What you have to do -> From the entries below, count every line that contains the word "data". Please give the number and nothing else.

Extracted records:
——————————

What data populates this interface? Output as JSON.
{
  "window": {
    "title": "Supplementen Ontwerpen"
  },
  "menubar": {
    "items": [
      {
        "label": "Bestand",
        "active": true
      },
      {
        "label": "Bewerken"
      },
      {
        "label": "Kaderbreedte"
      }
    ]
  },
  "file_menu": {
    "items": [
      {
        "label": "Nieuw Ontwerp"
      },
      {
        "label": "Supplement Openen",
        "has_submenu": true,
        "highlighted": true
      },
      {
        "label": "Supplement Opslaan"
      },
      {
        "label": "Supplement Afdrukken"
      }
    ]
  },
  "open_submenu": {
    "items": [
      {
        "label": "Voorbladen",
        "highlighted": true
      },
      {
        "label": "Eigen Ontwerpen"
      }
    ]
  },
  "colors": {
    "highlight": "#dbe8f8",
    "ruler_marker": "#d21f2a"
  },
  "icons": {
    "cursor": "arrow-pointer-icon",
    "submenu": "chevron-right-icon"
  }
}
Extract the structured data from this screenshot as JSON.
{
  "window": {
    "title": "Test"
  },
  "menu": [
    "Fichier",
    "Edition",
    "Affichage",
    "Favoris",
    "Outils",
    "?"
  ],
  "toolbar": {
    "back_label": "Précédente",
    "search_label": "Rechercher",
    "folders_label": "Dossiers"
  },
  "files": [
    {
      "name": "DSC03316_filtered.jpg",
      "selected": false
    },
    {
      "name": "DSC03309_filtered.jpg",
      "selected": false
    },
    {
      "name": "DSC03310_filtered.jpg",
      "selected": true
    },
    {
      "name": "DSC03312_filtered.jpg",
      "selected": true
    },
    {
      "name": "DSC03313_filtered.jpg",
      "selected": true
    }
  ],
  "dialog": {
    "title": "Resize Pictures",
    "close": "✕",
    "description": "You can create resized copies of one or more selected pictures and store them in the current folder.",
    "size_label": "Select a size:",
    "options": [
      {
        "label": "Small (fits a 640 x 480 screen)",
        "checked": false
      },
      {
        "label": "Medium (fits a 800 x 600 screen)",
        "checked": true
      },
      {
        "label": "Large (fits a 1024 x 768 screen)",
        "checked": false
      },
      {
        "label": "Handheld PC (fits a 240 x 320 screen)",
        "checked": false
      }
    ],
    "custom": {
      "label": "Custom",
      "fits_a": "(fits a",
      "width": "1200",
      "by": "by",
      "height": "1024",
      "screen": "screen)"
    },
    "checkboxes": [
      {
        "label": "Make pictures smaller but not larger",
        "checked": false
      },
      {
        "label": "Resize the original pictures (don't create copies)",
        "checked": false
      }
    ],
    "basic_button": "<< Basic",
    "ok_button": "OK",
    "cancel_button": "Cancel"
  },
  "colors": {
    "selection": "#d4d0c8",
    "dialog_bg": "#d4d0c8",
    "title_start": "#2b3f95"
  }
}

——————————

Correct answer -> 2